>>>>>

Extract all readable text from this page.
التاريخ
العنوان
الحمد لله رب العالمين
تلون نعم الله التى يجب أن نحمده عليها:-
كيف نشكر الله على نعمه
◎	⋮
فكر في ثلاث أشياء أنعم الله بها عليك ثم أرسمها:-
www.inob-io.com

<<<<<

▶ Exercise prompt:
Reproduce the material precisely, including every line.

▶ Problem solution:
Extract all readable text from this page.
التاريخ
العنوان
الحمد لله رب العالمين
تلون نعم الله التى يجب أن نحمده عليها:-
كيف نشكر الله على نعمه
◎	⋮
فكر في ثلاث أشياء أنعم الله بها عليك ثم أرسمها:-
www.inob-io.com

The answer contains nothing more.